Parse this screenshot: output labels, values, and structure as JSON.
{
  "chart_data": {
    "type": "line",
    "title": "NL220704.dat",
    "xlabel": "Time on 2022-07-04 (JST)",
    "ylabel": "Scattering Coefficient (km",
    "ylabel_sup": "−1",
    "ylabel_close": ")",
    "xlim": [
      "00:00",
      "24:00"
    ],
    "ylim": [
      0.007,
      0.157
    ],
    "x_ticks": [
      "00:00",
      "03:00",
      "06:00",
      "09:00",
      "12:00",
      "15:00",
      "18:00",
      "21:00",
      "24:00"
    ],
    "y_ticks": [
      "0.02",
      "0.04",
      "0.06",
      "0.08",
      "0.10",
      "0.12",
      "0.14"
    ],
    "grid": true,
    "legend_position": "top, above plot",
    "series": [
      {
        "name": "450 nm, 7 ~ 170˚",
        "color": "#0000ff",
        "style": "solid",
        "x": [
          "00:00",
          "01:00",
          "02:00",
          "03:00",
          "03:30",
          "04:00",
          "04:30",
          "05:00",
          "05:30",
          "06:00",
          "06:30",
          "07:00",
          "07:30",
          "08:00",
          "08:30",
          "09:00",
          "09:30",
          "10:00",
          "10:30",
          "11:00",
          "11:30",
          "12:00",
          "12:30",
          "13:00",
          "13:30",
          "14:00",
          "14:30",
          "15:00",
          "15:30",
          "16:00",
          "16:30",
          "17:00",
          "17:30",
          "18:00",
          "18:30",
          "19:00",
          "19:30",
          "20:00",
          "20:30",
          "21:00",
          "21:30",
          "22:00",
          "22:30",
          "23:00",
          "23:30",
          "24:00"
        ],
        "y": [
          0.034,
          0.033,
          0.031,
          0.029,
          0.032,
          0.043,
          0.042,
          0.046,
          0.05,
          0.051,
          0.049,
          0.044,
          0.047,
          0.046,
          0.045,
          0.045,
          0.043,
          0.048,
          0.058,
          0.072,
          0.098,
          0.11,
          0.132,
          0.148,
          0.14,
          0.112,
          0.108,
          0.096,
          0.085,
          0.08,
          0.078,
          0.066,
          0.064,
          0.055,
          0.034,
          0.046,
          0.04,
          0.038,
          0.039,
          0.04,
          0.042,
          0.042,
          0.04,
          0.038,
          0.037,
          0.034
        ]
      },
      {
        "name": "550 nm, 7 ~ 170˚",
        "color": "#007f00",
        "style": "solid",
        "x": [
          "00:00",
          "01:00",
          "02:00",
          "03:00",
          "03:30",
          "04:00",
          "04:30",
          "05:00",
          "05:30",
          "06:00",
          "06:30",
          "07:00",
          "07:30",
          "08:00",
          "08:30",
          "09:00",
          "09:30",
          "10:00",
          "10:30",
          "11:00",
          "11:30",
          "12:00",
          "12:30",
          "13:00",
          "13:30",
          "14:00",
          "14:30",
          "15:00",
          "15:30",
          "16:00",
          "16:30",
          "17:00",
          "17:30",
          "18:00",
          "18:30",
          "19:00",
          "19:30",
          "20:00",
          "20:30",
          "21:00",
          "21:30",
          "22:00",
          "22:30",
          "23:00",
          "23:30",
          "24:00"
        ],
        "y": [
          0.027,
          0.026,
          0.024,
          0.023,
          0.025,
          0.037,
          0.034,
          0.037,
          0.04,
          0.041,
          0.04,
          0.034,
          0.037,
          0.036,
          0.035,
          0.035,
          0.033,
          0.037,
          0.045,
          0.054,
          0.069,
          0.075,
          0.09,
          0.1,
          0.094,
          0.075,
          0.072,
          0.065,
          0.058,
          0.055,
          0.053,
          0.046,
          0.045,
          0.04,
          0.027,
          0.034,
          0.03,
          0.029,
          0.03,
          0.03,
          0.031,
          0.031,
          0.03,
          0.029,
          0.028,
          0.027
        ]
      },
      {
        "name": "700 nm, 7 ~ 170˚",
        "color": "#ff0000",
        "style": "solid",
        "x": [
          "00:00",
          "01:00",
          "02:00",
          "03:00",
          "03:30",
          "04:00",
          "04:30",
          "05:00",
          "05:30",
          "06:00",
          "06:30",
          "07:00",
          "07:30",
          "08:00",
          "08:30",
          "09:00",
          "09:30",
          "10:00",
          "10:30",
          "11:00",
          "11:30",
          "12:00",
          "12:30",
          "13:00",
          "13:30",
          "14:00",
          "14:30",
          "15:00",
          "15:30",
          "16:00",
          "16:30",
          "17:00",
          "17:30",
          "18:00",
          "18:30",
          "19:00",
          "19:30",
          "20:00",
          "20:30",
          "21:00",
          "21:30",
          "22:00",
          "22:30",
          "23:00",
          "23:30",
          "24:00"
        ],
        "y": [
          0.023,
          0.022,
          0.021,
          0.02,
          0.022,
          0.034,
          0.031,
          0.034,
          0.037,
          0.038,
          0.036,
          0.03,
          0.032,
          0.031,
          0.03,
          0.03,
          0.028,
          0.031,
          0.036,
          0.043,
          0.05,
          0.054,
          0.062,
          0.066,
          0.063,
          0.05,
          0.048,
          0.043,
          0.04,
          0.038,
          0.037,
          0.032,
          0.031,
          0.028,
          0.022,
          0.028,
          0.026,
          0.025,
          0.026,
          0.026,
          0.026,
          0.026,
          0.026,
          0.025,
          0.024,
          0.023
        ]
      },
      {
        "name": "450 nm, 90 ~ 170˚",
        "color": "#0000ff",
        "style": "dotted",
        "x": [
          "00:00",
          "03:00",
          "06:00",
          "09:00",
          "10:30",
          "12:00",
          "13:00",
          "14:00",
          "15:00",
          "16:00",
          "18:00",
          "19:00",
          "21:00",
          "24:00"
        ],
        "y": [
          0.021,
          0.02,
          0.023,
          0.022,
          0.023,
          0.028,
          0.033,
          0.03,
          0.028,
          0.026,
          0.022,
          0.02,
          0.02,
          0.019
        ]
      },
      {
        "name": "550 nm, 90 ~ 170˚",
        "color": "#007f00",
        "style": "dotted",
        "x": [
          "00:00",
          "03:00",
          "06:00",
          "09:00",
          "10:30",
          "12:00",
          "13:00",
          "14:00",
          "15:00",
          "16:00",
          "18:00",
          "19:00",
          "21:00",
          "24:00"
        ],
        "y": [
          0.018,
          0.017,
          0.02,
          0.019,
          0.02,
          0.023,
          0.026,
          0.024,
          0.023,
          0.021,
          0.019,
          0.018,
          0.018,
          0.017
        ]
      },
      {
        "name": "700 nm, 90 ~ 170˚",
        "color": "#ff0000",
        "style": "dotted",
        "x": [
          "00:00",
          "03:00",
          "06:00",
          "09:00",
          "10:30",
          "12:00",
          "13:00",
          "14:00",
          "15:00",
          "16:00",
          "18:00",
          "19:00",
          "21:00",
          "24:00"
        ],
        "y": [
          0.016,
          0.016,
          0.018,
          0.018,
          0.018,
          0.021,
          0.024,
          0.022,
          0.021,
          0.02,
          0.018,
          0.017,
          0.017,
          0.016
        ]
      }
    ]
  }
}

== GIVEN EXERCISE ==
Word for word, extract all the records.

== ANSWER ==
Parse this screenshot: output labels, values, and structure as JSON.
{
  "chart_data": {
    "type": "line",
    "title": "NL220704.dat",
    "xlabel": "Time on 2022-07-04 (JST)",
    "ylabel": "Scattering Coefficient (km",
    "ylabel_sup": "−1",
    "ylabel_close": ")",
    "xlim": [
      "00:00",
      "24:00"
    ],
    "ylim": [
      0.007,
      0.157
    ],
    "x_ticks": [
      "00:00",
      "03:00",
      "06:00",
      "09:00",
      "12:00",
      "15:00",
      "18:00",
      "21:00",
      "24:00"
    ],
    "y_ticks": [
      "0.02",
      "0.04",
      "0.06",
      "0.08",
      "0.10",
      "0.12",
      "0.14"
    ],
    "grid": true,
    "legend_position": "top, above plot",
    "series": [
      {
        "name": "450 nm, 7 ~ 170˚",
        "color": "#0000ff",
        "style": "solid",
        "x": [
          "00:00",
          "01:00",
          "02:00",
          "03:00",
          "03:30",
          "04:00",
          "04:30",
          "05:00",
          "05:30",
          "06:00",
          "06:30",
          "07:00",
          "07:30",
          "08:00",
          "08:30",
          "09:00",
          "09:30",
          "10:00",
          "10:30",
          "11:00",
          "11:30",
          "12:00",
          "12:30",
          "13:00",
          "13:30",
          "14:00",
          "14:30",
          "15:00",
          "15:30",
          "16:00",
          "16:30",
          "17:00",
          "17:30",
          "18:00",
          "18:30",
          "19:00",
          "19:30",
          "20:00",
          "20:30",
          "21:00",
          "21:30",
          "22:00",
          "22:30",
          "23:00",
          "23:30",
          "24:00"
        ],
        "y": [
          0.034,
          0.033,
          0.031,
          0.029,
          0.032,
          0.043,
          0.042,
          0.046,
          0.05,
          0.051,
          0.049,
          0.044,
          0.047,
          0.046,
          0.045,
          0.045,
          0.043,
          0.048,
          0.058,
          0.072,
          0.098,
          0.11,
          0.132,
          0.148,
          0.14,
          0.112,
          0.108,
          0.096,
          0.085,
          0.08,
          0.078,
          0.066,
          0.064,
          0.055,
          0.034,
          0.046,
          0.04,
          0.038,
          0.039,
          0.04,
          0.042,
          0.042,
          0.04,
          0.038,
          0.037,
          0.034
        ]
      },
      {
        "name": "550 nm, 7 ~ 170˚",
        "color": "#007f00",
        "style": "solid",
        "x": [
          "00:00",
          "01:00",
          "02:00",
          "03:00",
          "03:30",
          "04:00",
          "04:30",
          "05:00",
          "05:30",
          "06:00",
          "06:30",
          "07:00",
          "07:30",
          "08:00",
          "08:30",
          "09:00",
          "09:30",
          "10:00",
          "10:30",
          "11:00",
          "11:30",
          "12:00",
          "12:30",
          "13:00",
          "13:30",
          "14:00",
          "14:30",
          "15:00",
          "15:30",
          "16:00",
          "16:30",
          "17:00",
          "17:30",
          "18:00",
          "18:30",
          "19:00",
          "19:30",
          "20:00",
          "20:30",
          "21:00",
          "21:30",
          "22:00",
          "22:30",
          "23:00",
          "23:30",
          "24:00"
        ],
        "y": [
          0.027,
          0.026,
          0.024,
          0.023,
          0.025,
          0.037,
          0.034,
          0.037,
          0.04,
          0.041,
          0.04,
          0.034,
          0.037,
          0.036,
          0.035,
          0.035,
          0.033,
          0.037,
          0.045,
          0.054,
          0.069,
          0.075,
          0.09,
          0.1,
          0.094,
          0.075,
          0.072,
          0.065,
          0.058,
          0.055,
          0.053,
          0.046,
          0.045,
          0.04,
          0.027,
          0.034,
          0.03,
          0.029,
          0.03,
          0.03,
          0.031,
          0.031,
          0.03,
          0.029,
          0.028,
          0.027
        ]
      },
      {
        "name": "700 nm, 7 ~ 170˚",
        "color": "#ff0000",
        "style": "solid",
        "x": [
          "00:00",
          "01:00",
          "02:00",
          "03:00",
          "03:30",
          "04:00",
          "04:30",
          "05:00",
          "05:30",
          "06:00",
          "06:30",
          "07:00",
          "07:30",
          "08:00",
          "08:30",
          "09:00",
          "09:30",
          "10:00",
          "10:30",
          "11:00",
          "11:30",
          "12:00",
          "12:30",
          "13:00",
          "13:30",
          "14:00",
          "14:30",
          "15:00",
          "15:30",
          "16:00",
          "16:30",
          "17:00",
          "17:30",
          "18:00",
          "18:30",
          "19:00",
          "19:30",
          "20:00",
          "20:30",
          "21:00",
          "21:30",
          "22:00",
          "22:30",
          "23:00",
          "23:30",
          "24:00"
        ],
        "y": [
          0.023,
          0.022,
          0.021,
          0.02,
          0.022,
          0.034,
          0.031,
          0.034,
          0.037,
          0.038,
          0.036,
          0.03,
          0.032,
          0.031,
          0.03,
          0.03,
          0.028,
          0.031,
          0.036,
          0.043,
          0.05,
          0.054,
          0.062,
          0.066,
          0.063,
          0.05,
          0.048,
          0.043,
          0.04,
          0.038,
          0.037,
          0.032,
          0.031,
          0.028,
          0.022,
          0.028,
          0.026,
          0.025,
          0.026,
          0.026,
          0.026,
          0.026,
          0.026,
          0.025,
          0.024,
          0.023
        ]
      },
      {
        "name": "450 nm, 90 ~ 170˚",
        "color": "#0000ff",
        "style": "dotted",
        "x": [
          "00:00",
          "03:00",
          "06:00",
          "09:00",
          "10:30",
          "12:00",
          "13:00",
          "14:00",
          "15:00",
          "16:00",
          "18:00",
          "19:00",
          "21:00",
          "24:00"
        ],
        "y": [
          0.021,
          0.02,
          0.023,
          0.022,
          0.023,
          0.028,
          0.033,
          0.03,
          0.028,
          0.026,
          0.022,
          0.02,
          0.02,
          0.019
        ]
      },
      {
        "name": "550 nm, 90 ~ 170˚",
        "color": "#007f00",
        "style": "dotted",
        "x": [
          "00:00",
          "03:00",
          "06:00",
          "09:00",
          "10:30",
          "12:00",
          "13:00",
          "14:00",
          "15:00",
          "16:00",
          "18:00",
          "19:00",
          "21:00",
          "24:00"
        ],
        "y": [
          0.018,
          0.017,
          0.02,
          0.019,
          0.02,
          0.023,
          0.026,
          0.024,
          0.023,
          0.021,
          0.019,
          0.018,
          0.018,
          0.017
        ]
      },
      {
        "name": "700 nm, 90 ~ 170˚",
        "color": "#ff0000",
        "style": "dotted",
        "x": [
          "00:00",
          "03:00",
          "06:00",
          "09:00",
          "10:30",
          "12:00",
          "13:00",
          "14:00",
          "15:00",
          "16:00",
          "18:00",
          "19:00",
          "21:00",
          "24:00"
        ],
        "y": [
          0.016,
          0.016,
          0.018,
          0.018,
          0.018,
          0.021,
          0.024,
          0.022,
          0.021,
          0.02,
          0.018,
          0.017,
          0.017,
          0.016
        ]
      }
    ]
  }
}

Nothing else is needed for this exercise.